─── Task input ───

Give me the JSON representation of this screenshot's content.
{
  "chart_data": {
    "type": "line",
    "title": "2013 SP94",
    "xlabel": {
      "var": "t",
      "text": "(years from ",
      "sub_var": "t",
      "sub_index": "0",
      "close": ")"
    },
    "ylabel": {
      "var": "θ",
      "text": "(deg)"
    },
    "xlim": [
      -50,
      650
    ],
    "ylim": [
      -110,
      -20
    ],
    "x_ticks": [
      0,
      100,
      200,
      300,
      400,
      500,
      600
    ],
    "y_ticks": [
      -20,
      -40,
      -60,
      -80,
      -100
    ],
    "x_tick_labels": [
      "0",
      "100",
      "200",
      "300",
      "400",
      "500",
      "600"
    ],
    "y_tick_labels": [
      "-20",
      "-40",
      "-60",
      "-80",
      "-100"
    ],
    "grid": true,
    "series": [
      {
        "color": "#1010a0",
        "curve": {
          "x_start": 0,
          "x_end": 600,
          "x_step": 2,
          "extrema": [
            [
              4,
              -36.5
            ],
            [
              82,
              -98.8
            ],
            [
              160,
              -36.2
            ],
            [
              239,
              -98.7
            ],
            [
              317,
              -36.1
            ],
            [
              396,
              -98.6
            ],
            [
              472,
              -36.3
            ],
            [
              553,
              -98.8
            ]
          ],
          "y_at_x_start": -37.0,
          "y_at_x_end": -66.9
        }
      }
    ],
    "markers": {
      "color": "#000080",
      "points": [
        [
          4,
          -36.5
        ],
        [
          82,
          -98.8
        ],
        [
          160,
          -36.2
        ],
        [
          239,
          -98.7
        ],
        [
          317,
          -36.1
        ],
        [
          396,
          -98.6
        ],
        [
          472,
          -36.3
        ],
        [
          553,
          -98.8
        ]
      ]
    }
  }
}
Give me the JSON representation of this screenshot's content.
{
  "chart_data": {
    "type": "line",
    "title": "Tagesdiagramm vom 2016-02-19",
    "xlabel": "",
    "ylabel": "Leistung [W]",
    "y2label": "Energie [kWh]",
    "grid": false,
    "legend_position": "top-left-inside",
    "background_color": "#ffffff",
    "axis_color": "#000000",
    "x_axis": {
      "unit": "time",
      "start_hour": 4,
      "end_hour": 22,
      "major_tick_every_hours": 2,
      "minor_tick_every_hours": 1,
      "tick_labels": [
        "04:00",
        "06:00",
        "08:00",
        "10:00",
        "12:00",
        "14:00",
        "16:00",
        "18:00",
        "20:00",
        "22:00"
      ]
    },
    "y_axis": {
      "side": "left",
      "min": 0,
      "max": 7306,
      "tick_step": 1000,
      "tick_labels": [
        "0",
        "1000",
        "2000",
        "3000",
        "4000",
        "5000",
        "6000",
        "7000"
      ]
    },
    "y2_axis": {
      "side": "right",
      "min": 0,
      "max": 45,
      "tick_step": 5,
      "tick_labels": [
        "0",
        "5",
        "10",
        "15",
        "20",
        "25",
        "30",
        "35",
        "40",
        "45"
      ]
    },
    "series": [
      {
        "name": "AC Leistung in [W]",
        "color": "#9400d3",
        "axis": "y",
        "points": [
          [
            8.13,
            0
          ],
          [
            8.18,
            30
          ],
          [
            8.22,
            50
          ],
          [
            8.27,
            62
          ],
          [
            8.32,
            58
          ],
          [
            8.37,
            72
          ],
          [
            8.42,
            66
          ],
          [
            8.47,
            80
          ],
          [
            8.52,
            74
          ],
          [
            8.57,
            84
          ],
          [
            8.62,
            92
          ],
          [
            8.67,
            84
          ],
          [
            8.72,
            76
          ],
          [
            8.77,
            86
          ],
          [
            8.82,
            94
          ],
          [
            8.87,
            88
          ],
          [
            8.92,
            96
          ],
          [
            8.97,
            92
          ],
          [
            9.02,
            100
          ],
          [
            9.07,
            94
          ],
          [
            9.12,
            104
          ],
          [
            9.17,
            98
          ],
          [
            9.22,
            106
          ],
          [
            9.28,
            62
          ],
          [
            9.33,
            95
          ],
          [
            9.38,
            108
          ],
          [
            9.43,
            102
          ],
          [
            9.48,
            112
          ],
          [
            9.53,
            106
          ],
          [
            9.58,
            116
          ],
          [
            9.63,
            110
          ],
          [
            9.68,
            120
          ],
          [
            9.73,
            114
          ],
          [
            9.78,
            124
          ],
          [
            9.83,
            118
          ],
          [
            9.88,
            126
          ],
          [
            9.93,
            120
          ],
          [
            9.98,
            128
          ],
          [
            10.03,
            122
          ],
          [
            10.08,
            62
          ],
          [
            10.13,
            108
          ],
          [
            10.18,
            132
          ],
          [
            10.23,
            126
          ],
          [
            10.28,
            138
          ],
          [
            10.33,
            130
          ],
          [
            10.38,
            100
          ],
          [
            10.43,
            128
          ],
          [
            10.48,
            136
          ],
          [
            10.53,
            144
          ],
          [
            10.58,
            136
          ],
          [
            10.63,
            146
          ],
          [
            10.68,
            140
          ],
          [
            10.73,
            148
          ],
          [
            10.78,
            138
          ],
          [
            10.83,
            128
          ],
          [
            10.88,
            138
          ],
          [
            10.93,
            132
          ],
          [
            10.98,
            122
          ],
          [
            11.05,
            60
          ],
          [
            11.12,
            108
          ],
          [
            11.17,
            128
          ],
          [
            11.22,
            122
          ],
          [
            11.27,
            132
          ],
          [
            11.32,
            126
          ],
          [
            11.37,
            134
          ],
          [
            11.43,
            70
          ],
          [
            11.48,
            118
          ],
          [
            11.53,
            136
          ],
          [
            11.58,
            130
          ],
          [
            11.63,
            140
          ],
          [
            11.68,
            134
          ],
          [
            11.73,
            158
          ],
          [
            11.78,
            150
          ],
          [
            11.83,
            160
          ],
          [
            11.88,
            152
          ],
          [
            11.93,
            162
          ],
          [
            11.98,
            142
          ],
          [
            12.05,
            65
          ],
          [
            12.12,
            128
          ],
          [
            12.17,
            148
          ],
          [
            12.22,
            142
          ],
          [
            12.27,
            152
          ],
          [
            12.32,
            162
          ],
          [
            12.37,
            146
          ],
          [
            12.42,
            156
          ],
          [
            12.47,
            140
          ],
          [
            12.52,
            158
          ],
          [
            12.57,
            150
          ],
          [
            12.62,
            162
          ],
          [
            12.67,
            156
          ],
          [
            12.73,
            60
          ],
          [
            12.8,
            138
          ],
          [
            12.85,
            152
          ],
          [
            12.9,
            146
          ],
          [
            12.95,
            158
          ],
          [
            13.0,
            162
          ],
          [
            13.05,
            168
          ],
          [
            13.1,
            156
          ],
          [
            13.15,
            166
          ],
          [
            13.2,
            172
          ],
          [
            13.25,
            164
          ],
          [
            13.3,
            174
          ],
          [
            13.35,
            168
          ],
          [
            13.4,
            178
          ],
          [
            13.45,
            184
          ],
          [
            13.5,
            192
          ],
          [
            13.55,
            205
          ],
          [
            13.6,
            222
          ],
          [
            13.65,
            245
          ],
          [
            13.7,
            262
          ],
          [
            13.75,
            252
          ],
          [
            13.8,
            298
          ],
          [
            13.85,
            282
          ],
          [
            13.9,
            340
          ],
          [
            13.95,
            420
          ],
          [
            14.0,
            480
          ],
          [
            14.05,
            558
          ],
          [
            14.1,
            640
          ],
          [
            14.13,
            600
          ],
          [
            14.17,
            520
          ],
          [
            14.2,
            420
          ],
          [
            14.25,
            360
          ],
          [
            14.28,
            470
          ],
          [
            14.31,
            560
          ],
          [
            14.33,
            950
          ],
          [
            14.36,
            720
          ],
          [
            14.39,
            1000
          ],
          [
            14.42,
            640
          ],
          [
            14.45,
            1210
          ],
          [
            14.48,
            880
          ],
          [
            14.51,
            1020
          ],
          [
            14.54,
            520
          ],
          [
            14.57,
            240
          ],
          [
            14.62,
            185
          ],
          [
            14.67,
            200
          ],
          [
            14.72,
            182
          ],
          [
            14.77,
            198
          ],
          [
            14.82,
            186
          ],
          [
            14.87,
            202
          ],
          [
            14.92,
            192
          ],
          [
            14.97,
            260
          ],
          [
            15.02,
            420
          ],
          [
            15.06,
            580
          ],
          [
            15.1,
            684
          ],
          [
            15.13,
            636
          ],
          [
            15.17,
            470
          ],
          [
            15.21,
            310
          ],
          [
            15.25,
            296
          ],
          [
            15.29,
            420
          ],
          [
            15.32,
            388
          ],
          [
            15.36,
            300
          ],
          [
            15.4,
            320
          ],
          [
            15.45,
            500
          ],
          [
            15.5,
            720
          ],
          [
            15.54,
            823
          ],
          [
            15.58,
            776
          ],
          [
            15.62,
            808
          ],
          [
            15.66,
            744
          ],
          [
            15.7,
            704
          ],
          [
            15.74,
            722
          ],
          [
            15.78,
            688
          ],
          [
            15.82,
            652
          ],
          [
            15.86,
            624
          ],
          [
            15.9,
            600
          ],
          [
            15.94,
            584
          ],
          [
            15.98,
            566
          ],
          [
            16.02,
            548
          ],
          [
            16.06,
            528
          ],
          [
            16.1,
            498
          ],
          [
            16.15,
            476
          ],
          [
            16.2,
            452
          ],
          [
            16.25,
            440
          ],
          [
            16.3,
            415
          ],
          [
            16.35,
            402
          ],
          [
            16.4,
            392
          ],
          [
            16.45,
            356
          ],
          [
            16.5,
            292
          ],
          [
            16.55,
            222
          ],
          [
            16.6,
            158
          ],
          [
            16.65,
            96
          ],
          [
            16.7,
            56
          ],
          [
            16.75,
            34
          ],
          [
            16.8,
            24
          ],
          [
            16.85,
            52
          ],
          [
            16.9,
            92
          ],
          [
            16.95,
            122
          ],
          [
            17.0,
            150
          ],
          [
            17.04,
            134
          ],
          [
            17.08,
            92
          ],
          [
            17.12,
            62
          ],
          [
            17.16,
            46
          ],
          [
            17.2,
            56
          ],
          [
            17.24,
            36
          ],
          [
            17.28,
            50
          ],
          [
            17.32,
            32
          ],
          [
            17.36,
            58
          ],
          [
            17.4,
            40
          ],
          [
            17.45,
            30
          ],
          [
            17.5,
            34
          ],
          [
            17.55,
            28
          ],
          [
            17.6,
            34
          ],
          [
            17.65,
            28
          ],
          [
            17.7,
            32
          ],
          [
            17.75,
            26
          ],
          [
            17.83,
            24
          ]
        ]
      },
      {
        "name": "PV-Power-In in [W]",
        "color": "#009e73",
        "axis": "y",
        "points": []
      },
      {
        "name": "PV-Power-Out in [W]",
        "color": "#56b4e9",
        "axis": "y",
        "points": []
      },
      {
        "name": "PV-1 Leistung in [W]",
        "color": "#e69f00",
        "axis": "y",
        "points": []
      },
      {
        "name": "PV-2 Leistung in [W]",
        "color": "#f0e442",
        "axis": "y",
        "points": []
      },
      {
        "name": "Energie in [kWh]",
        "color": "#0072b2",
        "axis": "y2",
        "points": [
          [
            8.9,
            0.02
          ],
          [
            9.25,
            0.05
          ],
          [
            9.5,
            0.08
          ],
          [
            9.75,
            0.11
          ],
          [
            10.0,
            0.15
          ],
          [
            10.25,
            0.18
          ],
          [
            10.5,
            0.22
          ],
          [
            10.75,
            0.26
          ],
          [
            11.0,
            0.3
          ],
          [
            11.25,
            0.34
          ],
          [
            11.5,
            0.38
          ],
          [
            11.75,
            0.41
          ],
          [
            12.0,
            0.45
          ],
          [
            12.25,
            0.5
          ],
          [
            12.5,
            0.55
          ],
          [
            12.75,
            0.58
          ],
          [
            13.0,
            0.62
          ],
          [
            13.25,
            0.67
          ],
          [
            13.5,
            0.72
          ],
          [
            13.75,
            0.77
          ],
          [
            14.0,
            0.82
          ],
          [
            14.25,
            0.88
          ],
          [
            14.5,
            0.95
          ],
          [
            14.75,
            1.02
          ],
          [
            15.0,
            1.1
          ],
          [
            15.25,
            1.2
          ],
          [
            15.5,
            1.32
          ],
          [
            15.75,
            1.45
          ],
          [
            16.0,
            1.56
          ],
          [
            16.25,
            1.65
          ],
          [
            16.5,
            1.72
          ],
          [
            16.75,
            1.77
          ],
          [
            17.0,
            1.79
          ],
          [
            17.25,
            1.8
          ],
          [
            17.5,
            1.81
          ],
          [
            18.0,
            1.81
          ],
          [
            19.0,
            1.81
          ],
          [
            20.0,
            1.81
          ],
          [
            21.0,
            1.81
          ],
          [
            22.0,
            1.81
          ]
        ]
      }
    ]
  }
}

───

[Requirements]
From the data above, gather every line that includes the word "Leistung".

[Exercise output]
    "ylabel": "Leistung [W]",
        "name": "AC Leistung in [W]",
        "name": "PV-1 Leistung in [W]",
        "name": "PV-2 Leistung in [W]",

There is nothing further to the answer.